→ **Supplied material**
## start
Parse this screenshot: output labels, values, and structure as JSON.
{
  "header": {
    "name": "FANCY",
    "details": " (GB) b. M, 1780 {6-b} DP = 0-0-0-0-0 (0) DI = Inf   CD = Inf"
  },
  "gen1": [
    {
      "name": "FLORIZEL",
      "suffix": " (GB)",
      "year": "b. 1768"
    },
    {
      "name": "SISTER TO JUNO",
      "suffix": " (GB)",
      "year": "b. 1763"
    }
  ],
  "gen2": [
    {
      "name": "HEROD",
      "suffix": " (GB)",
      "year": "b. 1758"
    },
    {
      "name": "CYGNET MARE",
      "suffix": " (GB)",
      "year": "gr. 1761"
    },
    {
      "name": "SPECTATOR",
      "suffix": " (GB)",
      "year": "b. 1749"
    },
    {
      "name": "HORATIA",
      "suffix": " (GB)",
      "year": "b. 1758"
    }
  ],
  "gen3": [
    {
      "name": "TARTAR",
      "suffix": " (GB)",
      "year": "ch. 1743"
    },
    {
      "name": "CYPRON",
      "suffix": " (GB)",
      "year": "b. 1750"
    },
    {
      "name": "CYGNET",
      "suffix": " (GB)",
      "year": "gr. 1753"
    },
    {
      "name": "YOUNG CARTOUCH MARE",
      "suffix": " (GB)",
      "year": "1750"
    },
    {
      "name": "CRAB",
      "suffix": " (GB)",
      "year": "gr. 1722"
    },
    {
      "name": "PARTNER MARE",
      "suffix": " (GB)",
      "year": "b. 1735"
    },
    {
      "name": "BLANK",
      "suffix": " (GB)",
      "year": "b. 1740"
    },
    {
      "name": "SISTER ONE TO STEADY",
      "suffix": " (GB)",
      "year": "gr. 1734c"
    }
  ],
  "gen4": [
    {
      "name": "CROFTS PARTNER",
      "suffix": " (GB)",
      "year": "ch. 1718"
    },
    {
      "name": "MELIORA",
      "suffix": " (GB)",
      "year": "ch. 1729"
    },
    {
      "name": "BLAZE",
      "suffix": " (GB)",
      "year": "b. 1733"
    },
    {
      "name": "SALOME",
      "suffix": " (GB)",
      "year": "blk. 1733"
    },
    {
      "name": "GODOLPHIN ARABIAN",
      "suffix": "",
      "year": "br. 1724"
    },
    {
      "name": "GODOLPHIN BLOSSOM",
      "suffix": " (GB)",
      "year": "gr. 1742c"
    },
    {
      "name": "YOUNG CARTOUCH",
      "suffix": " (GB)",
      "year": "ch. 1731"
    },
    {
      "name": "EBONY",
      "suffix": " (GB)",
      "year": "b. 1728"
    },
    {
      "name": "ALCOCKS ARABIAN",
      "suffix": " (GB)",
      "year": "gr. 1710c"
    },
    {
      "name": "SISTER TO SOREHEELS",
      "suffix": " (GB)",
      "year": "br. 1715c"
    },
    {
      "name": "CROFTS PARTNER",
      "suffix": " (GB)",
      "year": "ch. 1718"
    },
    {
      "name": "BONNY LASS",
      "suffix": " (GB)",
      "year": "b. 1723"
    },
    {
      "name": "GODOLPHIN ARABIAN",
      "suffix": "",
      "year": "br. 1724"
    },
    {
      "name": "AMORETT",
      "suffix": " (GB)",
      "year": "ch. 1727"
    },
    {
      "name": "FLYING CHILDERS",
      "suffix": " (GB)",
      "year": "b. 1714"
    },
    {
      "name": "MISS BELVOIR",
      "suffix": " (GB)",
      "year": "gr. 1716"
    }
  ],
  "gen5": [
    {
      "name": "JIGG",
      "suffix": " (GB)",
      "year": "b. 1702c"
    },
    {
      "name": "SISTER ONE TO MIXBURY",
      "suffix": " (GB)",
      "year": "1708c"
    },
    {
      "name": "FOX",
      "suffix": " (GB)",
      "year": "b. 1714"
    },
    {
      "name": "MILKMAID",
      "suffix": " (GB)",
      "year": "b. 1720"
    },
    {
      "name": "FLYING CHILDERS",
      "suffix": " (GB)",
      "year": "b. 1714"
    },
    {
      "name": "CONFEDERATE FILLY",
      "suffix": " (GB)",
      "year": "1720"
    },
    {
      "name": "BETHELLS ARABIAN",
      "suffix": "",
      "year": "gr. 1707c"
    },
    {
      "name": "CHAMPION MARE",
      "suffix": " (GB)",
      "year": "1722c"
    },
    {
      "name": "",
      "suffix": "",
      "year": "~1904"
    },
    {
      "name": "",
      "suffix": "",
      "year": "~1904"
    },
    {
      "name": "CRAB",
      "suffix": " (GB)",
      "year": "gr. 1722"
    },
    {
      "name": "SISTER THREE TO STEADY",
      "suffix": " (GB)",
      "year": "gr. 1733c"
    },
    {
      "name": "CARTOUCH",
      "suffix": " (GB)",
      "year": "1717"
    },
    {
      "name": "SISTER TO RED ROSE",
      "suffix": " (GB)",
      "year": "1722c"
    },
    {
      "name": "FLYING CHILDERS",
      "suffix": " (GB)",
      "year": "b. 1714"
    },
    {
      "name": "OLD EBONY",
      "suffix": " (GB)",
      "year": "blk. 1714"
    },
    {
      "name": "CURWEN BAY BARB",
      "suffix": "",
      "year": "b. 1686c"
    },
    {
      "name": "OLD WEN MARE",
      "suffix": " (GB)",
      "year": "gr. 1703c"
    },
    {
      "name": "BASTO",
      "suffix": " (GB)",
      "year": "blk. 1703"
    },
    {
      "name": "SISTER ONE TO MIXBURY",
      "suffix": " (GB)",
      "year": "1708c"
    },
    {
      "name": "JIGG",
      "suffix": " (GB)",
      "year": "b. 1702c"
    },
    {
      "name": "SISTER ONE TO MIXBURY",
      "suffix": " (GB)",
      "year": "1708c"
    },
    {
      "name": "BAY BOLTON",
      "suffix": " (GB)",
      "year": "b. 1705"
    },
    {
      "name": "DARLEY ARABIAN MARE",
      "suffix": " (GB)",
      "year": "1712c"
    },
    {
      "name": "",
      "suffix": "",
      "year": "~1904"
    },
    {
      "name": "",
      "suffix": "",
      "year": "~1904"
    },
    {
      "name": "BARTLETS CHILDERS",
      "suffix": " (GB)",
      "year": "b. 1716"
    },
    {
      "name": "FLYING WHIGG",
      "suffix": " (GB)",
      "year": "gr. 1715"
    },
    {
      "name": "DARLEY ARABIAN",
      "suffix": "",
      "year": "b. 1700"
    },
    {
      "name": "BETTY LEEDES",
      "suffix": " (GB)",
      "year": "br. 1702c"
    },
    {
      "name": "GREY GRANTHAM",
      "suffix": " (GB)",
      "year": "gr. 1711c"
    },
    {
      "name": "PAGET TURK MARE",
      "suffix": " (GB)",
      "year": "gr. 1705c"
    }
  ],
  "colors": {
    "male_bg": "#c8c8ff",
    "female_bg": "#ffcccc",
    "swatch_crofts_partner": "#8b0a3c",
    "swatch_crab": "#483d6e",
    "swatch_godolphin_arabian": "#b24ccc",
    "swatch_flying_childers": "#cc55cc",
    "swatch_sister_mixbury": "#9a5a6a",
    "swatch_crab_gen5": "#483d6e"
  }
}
## end
→ **What is needed**
Every record above should be output exactly.

→ **Solution to this task**
Parse this screenshot: output labels, values, and structure as JSON.
{
  "header": {
    "name": "FANCY",
    "details": " (GB) b. M, 1780 {6-b} DP = 0-0-0-0-0 (0) DI = Inf   CD = Inf"
  },
  "gen1": [
    {
      "name": "FLORIZEL",
      "suffix": " (GB)",
      "year": "b. 1768"
    },
    {
      "name": "SISTER TO JUNO",
      "suffix": " (GB)",
      "year": "b. 1763"
    }
  ],
  "gen2": [
    {
      "name": "HEROD",
      "suffix": " (GB)",
      "year": "b. 1758"
    },
    {
      "name": "CYGNET MARE",
      "suffix": " (GB)",
      "year": "gr. 1761"
    },
    {
      "name": "SPECTATOR",
      "suffix": " (GB)",
      "year": "b. 1749"
    },
    {
      "name": "HORATIA",
      "suffix": " (GB)",
      "year": "b. 1758"
    }
  ],
  "gen3": [
    {
      "name": "TARTAR",
      "suffix": " (GB)",
      "year": "ch. 1743"
    },
    {
      "name": "CYPRON",
      "suffix": " (GB)",
      "year": "b. 1750"
    },
    {
      "name": "CYGNET",
      "suffix": " (GB)",
      "year": "gr. 1753"
    },
    {
      "name": "YOUNG CARTOUCH MARE",
      "suffix": " (GB)",
      "year": "1750"
    },
    {
      "name": "CRAB",
      "suffix": " (GB)",
      "year": "gr. 1722"
    },
    {
      "name": "PARTNER MARE",
      "suffix": " (GB)",
      "year": "b. 1735"
    },
    {
      "name": "BLANK",
      "suffix": " (GB)",
      "year": "b. 1740"
    },
    {
      "name": "SISTER ONE TO STEADY",
      "suffix": " (GB)",
      "year": "gr. 1734c"
    }
  ],
  "gen4": [
    {
      "name": "CROFTS PARTNER",
      "suffix": " (GB)",
      "year": "ch. 1718"
    },
    {
      "name": "MELIORA",
      "suffix": " (GB)",
      "year": "ch. 1729"
    },
    {
      "name": "BLAZE",
      "suffix": " (GB)",
      "year": "b. 1733"
    },
    {
      "name": "SALOME",
      "suffix": " (GB)",
      "year": "blk. 1733"
    },
    {
      "name": "GODOLPHIN ARABIAN",
      "suffix": "",
      "year": "br. 1724"
    },
    {
      "name": "GODOLPHIN BLOSSOM",
      "suffix": " (GB)",
      "year": "gr. 1742c"
    },
    {
      "name": "YOUNG CARTOUCH",
      "suffix": " (GB)",
      "year": "ch. 1731"
    },
    {
      "name": "EBONY",
      "suffix": " (GB)",
      "year": "b. 1728"
    },
    {
      "name": "ALCOCKS ARABIAN",
      "suffix": " (GB)",
      "year": "gr. 1710c"
    },
    {
      "name": "SISTER TO SOREHEELS",
      "suffix": " (GB)",
      "year": "br. 1715c"
    },
    {
      "name": "CROFTS PARTNER",
      "suffix": " (GB)",
      "year": "ch. 1718"
    },
    {
      "name": "BONNY LASS",
      "suffix": " (GB)",
      "year": "b. 1723"
    },
    {
      "name": "GODOLPHIN ARABIAN",
      "suffix": "",
      "year": "br. 1724"
    },
    {
      "name": "AMORETT",
      "suffix": " (GB)",
      "year": "ch. 1727"
    },
    {
      "name": "FLYING CHILDERS",
      "suffix": " (GB)",
      "year": "b. 1714"
    },
    {
      "name": "MISS BELVOIR",
      "suffix": " (GB)",
      "year": "gr. 1716"
    }
  ],
  "gen5": [
    {
      "name": "JIGG",
      "suffix": " (GB)",
      "year": "b. 1702c"
    },
    {
      "name": "SISTER ONE TO MIXBURY",
      "suffix": " (GB)",
      "year": "1708c"
    },
    {
      "name": "FOX",
      "suffix": " (GB)",
      "year": "b. 1714"
    },
    {
      "name": "MILKMAID",
      "suffix": " (GB)",
      "year": "b. 1720"
    },
    {
      "name": "FLYING CHILDERS",
      "suffix": " (GB)",
      "year": "b. 1714"
    },
    {
      "name": "CONFEDERATE FILLY",
      "suffix": " (GB)",
      "year": "1720"
    },
    {
      "name": "BETHELLS ARABIAN",
      "suffix": "",
      "year": "gr. 1707c"
    },
    {
      "name": "CHAMPION MARE",
      "suffix": " (GB)",
      "year": "1722c"
    },
    {
      "name": "",
      "suffix": "",
      "year": "~1904"
    },
    {
      "name": "",
      "suffix": "",
      "year": "~1904"
    },
    {
      "name": "CRAB",
      "suffix": " (GB)",
      "year": "gr. 1722"
    },
    {
      "name": "SISTER THREE TO STEADY",
      "suffix": " (GB)",
      "year": "gr. 1733c"
    },
    {
      "name": "CARTOUCH",
      "suffix": " (GB)",
      "year": "1717"
    },
    {
      "name": "SISTER TO RED ROSE",
      "suffix": " (GB)",
      "year": "1722c"
    },
    {
      "name": "FLYING CHILDERS",
      "suffix": " (GB)",
      "year": "b. 1714"
    },
    {
      "name": "OLD EBONY",
      "suffix": " (GB)",
      "year": "blk. 1714"
    },
    {
      "name": "CURWEN BAY BARB",
      "suffix": "",
      "year": "b. 1686c"
    },
    {
      "name": "OLD WEN MARE",
      "suffix": " (GB)",
      "year": "gr. 1703c"
    },
    {
      "name": "BASTO",
      "suffix": " (GB)",
      "year": "blk. 1703"
    },
    {
      "name": "SISTER ONE TO MIXBURY",
      "suffix": " (GB)",
      "year": "1708c"
    },
    {
      "name": "JIGG",
      "suffix": " (GB)",
      "year": "b. 1702c"
    },
    {
      "name": "SISTER ONE TO MIXBURY",
      "suffix": " (GB)",
      "year": "1708c"
    },
    {
      "name": "BAY BOLTON",
      "suffix": " (GB)",
      "year": "b. 1705"
    },
    {
      "name": "DARLEY ARABIAN MARE",
      "suffix": " (GB)",
      "year": "1712c"
    },
    {
      "name": "",
      "suffix": "",
      "year": "~1904"
    },
    {
      "name": "",
      "suffix": "",
      "year": "~1904"
    },
    {
      "name": "BARTLETS CHILDERS",
      "suffix": " (GB)",
      "year": "b. 1716"
    },
    {
      "name": "FLYING WHIGG",
      "suffix": " (GB)",
      "year": "gr. 1715"
    },
    {
      "name": "DARLEY ARABIAN",
      "suffix": "",
      "year": "b. 1700"
    },
    {
      "name": "BETTY LEEDES",
      "suffix": " (GB)",
      "year": "br. 1702c"
    },
    {
      "name": "GREY GRANTHAM",
      "suffix": " (GB)",
      "year": "gr. 1711c"
    },
    {
      "name": "PAGET TURK MARE",
      "suffix": " (GB)",
      "year": "gr. 1705c"
    }
  ],
  "colors": {
    "male_bg": "#c8c8ff",
    "female_bg": "#ffcccc",
    "swatch_crofts_partner": "#8b0a3c",
    "swatch_crab": "#483d6e",
    "swatch_godolphin_arabian": "#b24ccc",
    "swatch_flying_childers": "#cc55cc",
    "swatch_sister_mixbury": "#9a5a6a",
    "swatch_crab_gen5": "#483d6e"
  }
}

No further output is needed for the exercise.